[BEGIN Task data]

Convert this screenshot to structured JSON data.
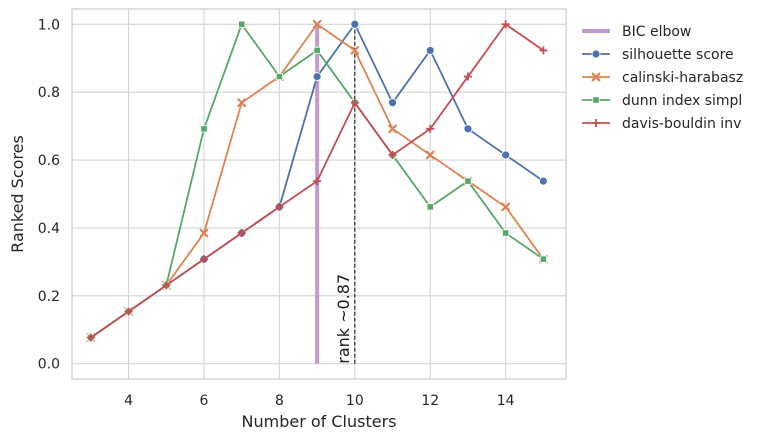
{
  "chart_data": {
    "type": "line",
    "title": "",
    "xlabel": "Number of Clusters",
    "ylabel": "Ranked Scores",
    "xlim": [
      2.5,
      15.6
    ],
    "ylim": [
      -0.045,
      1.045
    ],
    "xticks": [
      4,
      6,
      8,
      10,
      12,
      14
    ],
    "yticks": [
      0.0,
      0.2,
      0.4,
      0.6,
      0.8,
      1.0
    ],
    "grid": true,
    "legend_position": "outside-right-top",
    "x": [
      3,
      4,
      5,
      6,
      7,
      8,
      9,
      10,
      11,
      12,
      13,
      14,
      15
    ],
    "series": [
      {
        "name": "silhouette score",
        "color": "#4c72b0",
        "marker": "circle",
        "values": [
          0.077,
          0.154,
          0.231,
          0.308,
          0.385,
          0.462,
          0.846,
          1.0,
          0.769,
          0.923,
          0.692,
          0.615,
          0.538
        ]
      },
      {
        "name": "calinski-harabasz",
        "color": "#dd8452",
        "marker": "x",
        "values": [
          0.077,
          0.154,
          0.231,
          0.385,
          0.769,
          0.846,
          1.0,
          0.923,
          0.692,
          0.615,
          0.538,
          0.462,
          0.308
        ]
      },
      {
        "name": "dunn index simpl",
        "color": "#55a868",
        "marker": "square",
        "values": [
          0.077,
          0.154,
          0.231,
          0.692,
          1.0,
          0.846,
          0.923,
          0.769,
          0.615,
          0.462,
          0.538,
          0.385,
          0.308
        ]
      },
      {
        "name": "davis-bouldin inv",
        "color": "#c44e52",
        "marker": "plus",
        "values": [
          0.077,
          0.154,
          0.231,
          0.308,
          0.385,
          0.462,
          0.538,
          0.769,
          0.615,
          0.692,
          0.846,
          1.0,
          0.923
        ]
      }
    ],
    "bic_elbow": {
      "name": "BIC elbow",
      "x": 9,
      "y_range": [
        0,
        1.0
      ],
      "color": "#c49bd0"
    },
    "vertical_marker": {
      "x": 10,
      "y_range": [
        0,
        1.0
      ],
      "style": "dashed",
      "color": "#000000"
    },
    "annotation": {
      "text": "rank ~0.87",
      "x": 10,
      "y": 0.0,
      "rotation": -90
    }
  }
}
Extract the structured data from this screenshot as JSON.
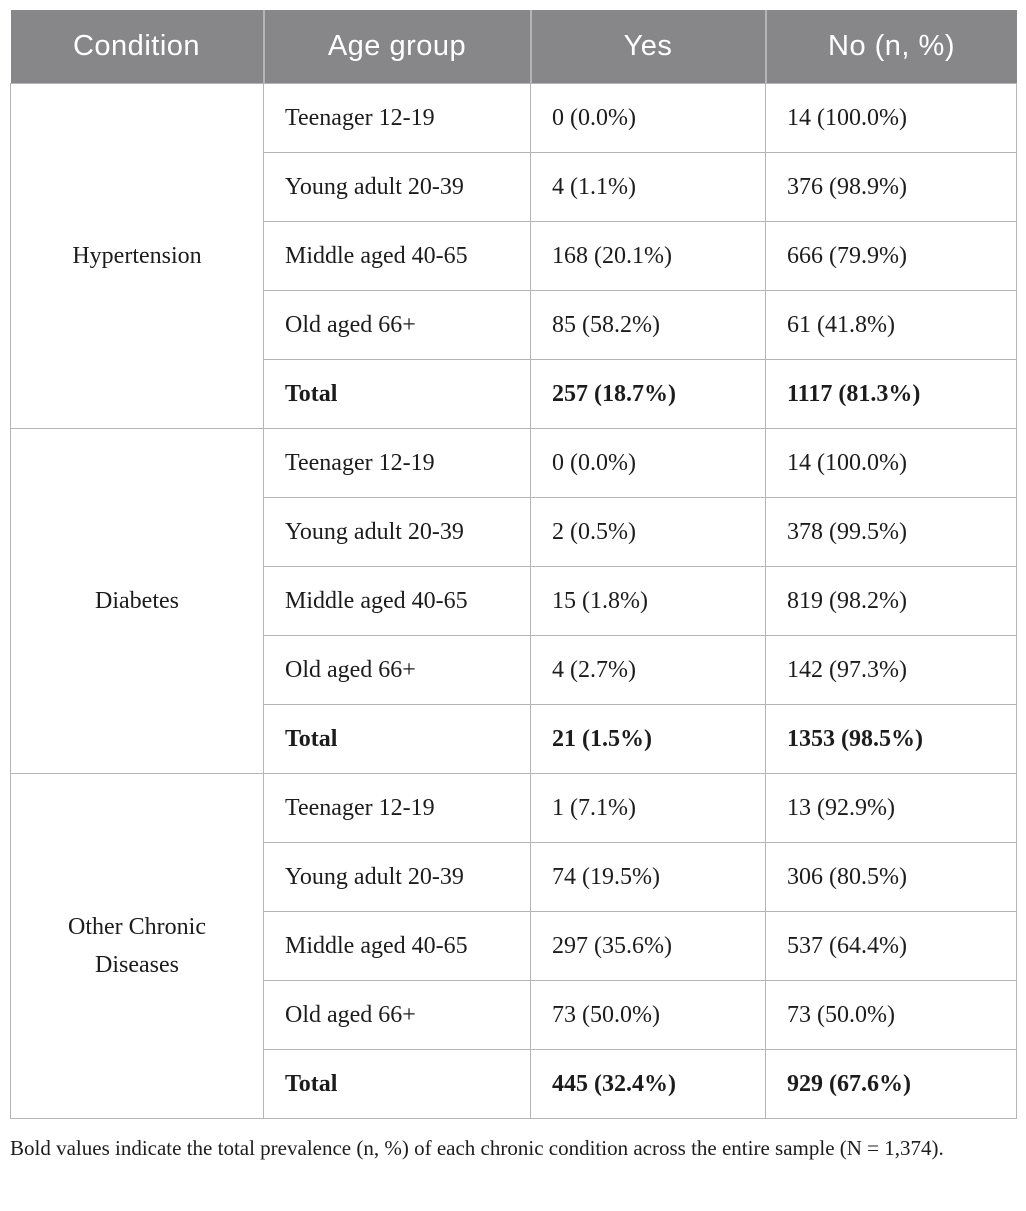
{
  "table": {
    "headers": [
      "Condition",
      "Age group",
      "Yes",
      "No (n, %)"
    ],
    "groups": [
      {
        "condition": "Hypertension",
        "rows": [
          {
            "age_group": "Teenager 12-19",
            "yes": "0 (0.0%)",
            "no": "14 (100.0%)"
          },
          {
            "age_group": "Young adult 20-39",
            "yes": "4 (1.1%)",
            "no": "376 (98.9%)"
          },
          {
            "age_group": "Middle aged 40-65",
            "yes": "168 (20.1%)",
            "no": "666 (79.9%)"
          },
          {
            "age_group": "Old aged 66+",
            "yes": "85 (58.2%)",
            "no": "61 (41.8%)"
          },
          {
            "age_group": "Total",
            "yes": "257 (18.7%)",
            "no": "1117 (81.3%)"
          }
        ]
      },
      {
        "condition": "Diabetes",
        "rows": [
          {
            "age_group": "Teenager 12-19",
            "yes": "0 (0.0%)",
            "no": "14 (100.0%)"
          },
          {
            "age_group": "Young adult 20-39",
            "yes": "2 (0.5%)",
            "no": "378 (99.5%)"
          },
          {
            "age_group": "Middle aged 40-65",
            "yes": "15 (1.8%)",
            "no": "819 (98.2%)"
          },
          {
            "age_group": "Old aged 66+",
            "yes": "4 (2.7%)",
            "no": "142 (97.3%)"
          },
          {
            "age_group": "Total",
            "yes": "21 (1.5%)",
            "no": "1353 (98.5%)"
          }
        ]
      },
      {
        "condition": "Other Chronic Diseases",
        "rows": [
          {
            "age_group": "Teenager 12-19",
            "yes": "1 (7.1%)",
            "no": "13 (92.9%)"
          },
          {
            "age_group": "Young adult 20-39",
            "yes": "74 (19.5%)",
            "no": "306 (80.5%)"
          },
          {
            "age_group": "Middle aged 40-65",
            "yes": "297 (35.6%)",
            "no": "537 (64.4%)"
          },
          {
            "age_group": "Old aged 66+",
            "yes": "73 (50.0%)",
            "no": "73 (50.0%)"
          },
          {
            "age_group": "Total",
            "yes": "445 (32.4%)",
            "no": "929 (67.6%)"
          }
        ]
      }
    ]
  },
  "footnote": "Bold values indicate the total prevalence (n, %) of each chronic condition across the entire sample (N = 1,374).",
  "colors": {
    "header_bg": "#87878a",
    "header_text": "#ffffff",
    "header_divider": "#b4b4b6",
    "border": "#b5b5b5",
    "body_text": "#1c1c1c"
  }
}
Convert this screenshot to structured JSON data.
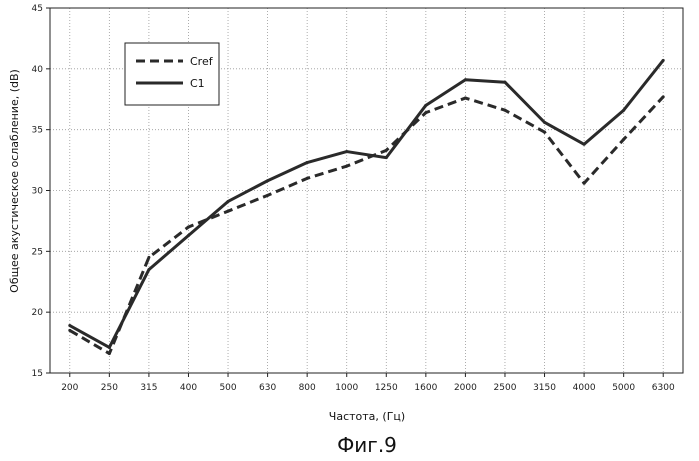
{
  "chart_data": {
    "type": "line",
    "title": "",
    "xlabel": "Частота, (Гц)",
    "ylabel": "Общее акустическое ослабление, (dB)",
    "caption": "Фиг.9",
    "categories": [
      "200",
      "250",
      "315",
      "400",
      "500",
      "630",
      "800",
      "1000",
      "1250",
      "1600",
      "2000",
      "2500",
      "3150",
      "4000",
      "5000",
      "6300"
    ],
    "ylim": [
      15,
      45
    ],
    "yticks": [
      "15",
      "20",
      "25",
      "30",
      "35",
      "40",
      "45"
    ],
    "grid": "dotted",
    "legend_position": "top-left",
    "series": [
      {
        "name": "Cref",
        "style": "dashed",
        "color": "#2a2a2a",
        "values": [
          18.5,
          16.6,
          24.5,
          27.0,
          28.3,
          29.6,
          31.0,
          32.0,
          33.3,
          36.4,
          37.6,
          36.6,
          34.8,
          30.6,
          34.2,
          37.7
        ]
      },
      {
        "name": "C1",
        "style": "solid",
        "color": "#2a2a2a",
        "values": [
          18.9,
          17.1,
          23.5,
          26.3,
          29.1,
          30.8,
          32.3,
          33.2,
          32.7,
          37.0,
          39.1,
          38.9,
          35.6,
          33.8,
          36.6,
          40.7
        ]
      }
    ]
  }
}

[END Task data]

_Challenge_
Transcribe each entry above exactly, apart from the pictures.

_Solution for this task_
Convert this screenshot to structured JSON data.
{
  "chart_data": {
    "type": "line",
    "title": "",
    "xlabel": "Number of Clusters",
    "ylabel": "Ranked Scores",
    "xlim": [
      2.5,
      15.6
    ],
    "ylim": [
      -0.045,
      1.045
    ],
    "xticks": [
      4,
      6,
      8,
      10,
      12,
      14
    ],
    "yticks": [
      0.0,
      0.2,
      0.4,
      0.6,
      0.8,
      1.0
    ],
    "grid": true,
    "legend_position": "outside-right-top",
    "x": [
      3,
      4,
      5,
      6,
      7,
      8,
      9,
      10,
      11,
      12,
      13,
      14,
      15
    ],
    "series": [
      {
        "name": "silhouette score",
        "color": "#4c72b0",
        "marker": "circle",
        "values": [
          0.077,
          0.154,
          0.231,
          0.308,
          0.385,
          0.462,
          0.846,
          1.0,
          0.769,
          0.923,
          0.692,
          0.615,
          0.538
        ]
      },
      {
        "name": "calinski-harabasz",
        "color": "#dd8452",
        "marker": "x",
        "values": [
          0.077,
          0.154,
          0.231,
          0.385,
          0.769,
          0.846,
          1.0,
          0.923,
          0.692,
          0.615,
          0.538,
          0.462,
          0.308
        ]
      },
      {
        "name": "dunn index simpl",
        "color": "#55a868",
        "marker": "square",
        "values": [
          0.077,
          0.154,
          0.231,
          0.692,
          1.0,
          0.846,
          0.923,
          0.769,
          0.615,
          0.462,
          0.538,
          0.385,
          0.308
        ]
      },
      {
        "name": "davis-bouldin inv",
        "color": "#c44e52",
        "marker": "plus",
        "values": [
          0.077,
          0.154,
          0.231,
          0.308,
          0.385,
          0.462,
          0.538,
          0.769,
          0.615,
          0.692,
          0.846,
          1.0,
          0.923
        ]
      }
    ],
    "bic_elbow": {
      "name": "BIC elbow",
      "x": 9,
      "y_range": [
        0,
        1.0
      ],
      "color": "#c49bd0"
    },
    "vertical_marker": {
      "x": 10,
      "y_range": [
        0,
        1.0
      ],
      "style": "dashed",
      "color": "#000000"
    },
    "annotation": {
      "text": "rank ~0.87",
      "x": 10,
      "y": 0.0,
      "rotation": -90
    }
  }
}
Extract the structured data from this screenshot as JSON.
{
  "table": {
    "headers": [
      "Condition",
      "Age group",
      "Yes",
      "No (n, %)"
    ],
    "groups": [
      {
        "condition": "Hypertension",
        "rows": [
          {
            "age_group": "Teenager 12-19",
            "yes": "0 (0.0%)",
            "no": "14 (100.0%)"
          },
          {
            "age_group": "Young adult 20-39",
            "yes": "4 (1.1%)",
            "no": "376 (98.9%)"
          },
          {
            "age_group": "Middle aged 40-65",
            "yes": "168 (20.1%)",
            "no": "666 (79.9%)"
          },
          {
            "age_group": "Old aged 66+",
            "yes": "85 (58.2%)",
            "no": "61 (41.8%)"
          },
          {
            "age_group": "Total",
            "yes": "257 (18.7%)",
            "no": "1117 (81.3%)"
          }
        ]
      },
      {
        "condition": "Diabetes",
        "rows": [
          {
            "age_group": "Teenager 12-19",
            "yes": "0 (0.0%)",
            "no": "14 (100.0%)"
          },
          {
            "age_group": "Young adult 20-39",
            "yes": "2 (0.5%)",
            "no": "378 (99.5%)"
          },
          {
            "age_group": "Middle aged 40-65",
            "yes": "15 (1.8%)",
            "no": "819 (98.2%)"
          },
          {
            "age_group": "Old aged 66+",
            "yes": "4 (2.7%)",
            "no": "142 (97.3%)"
          },
          {
            "age_group": "Total",
            "yes": "21 (1.5%)",
            "no": "1353 (98.5%)"
          }
        ]
      },
      {
        "condition": "Other Chronic Diseases",
        "rows": [
          {
            "age_group": "Teenager 12-19",
            "yes": "1 (7.1%)",
            "no": "13 (92.9%)"
          },
          {
            "age_group": "Young adult 20-39",
            "yes": "74 (19.5%)",
            "no": "306 (80.5%)"
          },
          {
            "age_group": "Middle aged 40-65",
            "yes": "297 (35.6%)",
            "no": "537 (64.4%)"
          },
          {
            "age_group": "Old aged 66+",
            "yes": "73 (50.0%)",
            "no": "73 (50.0%)"
          },
          {
            "age_group": "Total",
            "yes": "445 (32.4%)",
            "no": "929 (67.6%)"
          }
        ]
      }
    ]
  },
  "footnote": "Bold values indicate the total prevalence (n, %) of each chronic condition across the entire sample (N = 1,374).",
  "colors": {
    "header_bg": "#87878a",
    "header_text": "#ffffff",
    "header_divider": "#b4b4b6",
    "border": "#b5b5b5",
    "body_text": "#1c1c1c"
  }
}
Convert this screenshot to structured JSON data.
{
  "chart_data": {
    "type": "line",
    "title": "",
    "xlabel": "Частота, (Гц)",
    "ylabel": "Общее акустическое ослабление, (dB)",
    "caption": "Фиг.9",
    "categories": [
      "200",
      "250",
      "315",
      "400",
      "500",
      "630",
      "800",
      "1000",
      "1250",
      "1600",
      "2000",
      "2500",
      "3150",
      "4000",
      "5000",
      "6300"
    ],
    "ylim": [
      15,
      45
    ],
    "yticks": [
      "15",
      "20",
      "25",
      "30",
      "35",
      "40",
      "45"
    ],
    "grid": "dotted",
    "legend_position": "top-left",
    "series": [
      {
        "name": "Cref",
        "style": "dashed",
        "color": "#2a2a2a",
        "values": [
          18.5,
          16.6,
          24.5,
          27.0,
          28.3,
          29.6,
          31.0,
          32.0,
          33.3,
          36.4,
          37.6,
          36.6,
          34.8,
          30.6,
          34.2,
          37.7
        ]
      },
      {
        "name": "C1",
        "style": "solid",
        "color": "#2a2a2a",
        "values": [
          18.9,
          17.1,
          23.5,
          26.3,
          29.1,
          30.8,
          32.3,
          33.2,
          32.7,
          37.0,
          39.1,
          38.9,
          35.6,
          33.8,
          36.6,
          40.7
        ]
      }
    ]
  }
}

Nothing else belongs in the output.